__Direction__.
Leave out the pictures and copy the remaining records exactly.

+++ Input rows

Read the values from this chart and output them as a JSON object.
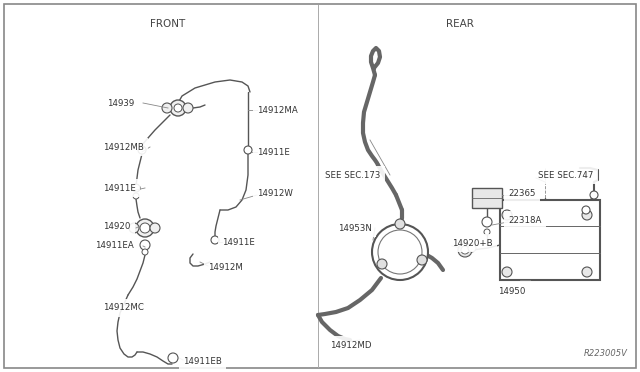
{
  "background_color": "#ffffff",
  "line_color": "#555555",
  "label_color": "#333333",
  "front_label": "FRONT",
  "rear_label": "REAR",
  "ref_code": "R223005V"
}
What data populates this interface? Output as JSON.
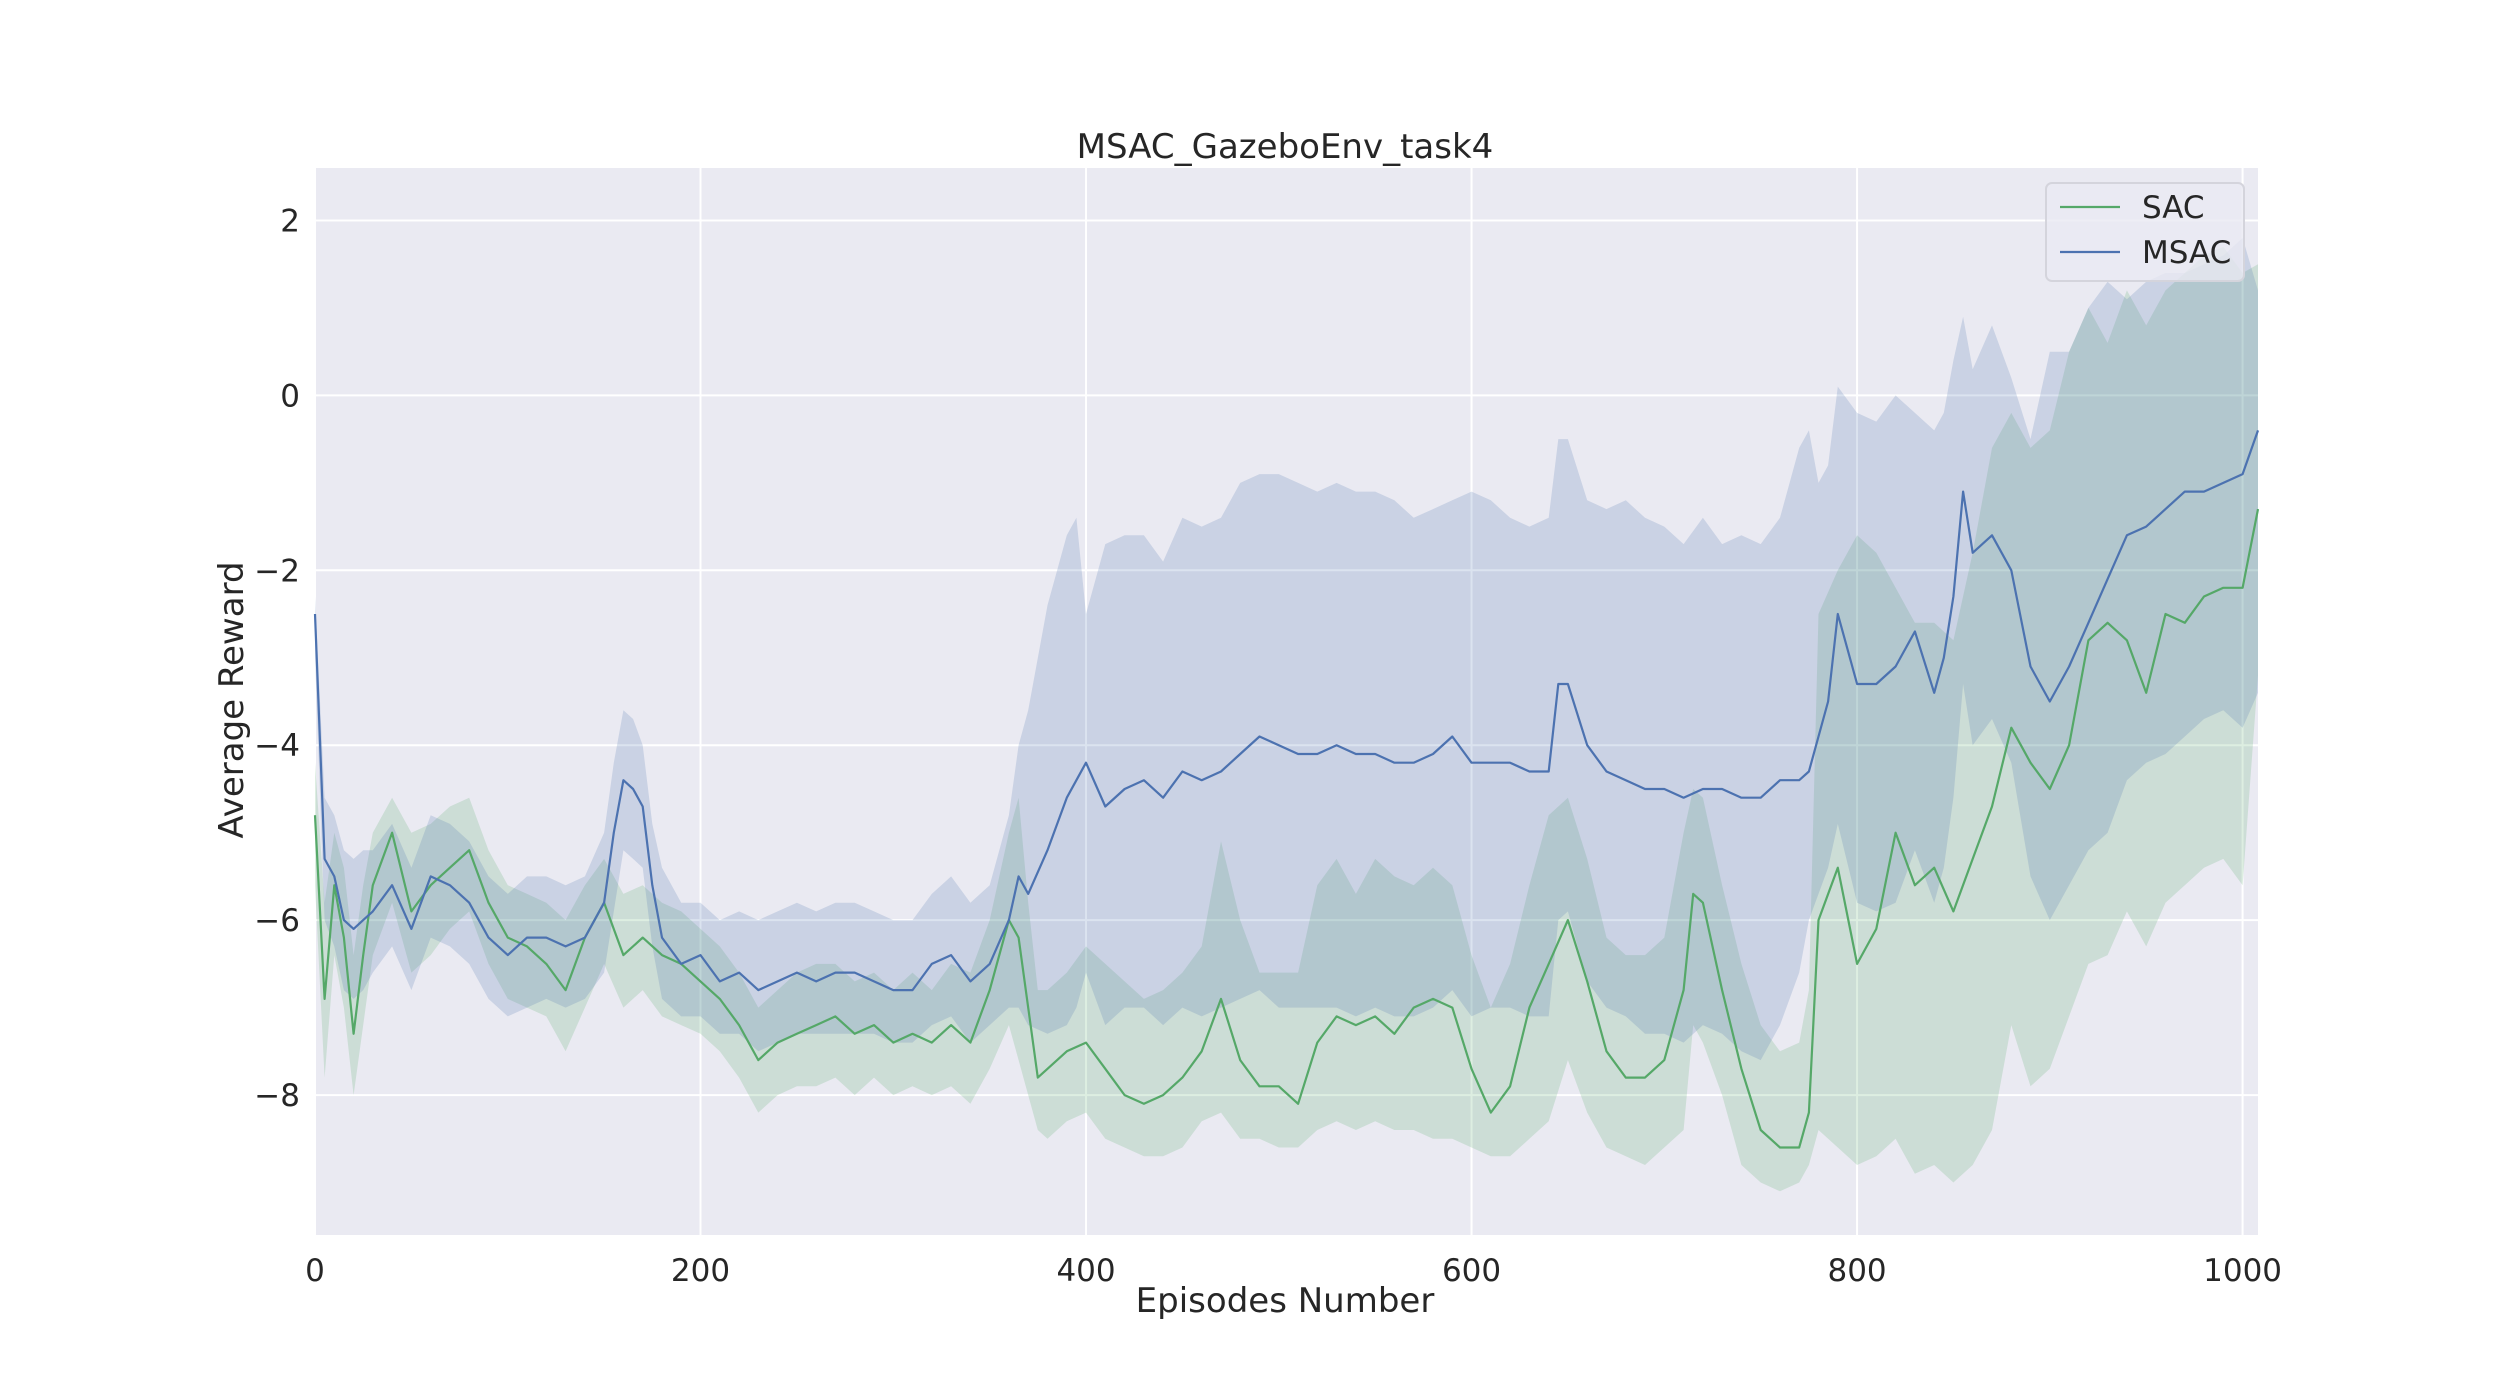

++++++

__Expected answer__.
Read the values from this chart and output them as a JSON object.
{
  "background_color": "#ffffff",
  "line_color": "#555555",
  "label_color": "#333333",
  "front_label": "FRONT",
  "rear_label": "REAR",
  "ref_code": "R223005V"
}
What data populates this interface? Output as JSON.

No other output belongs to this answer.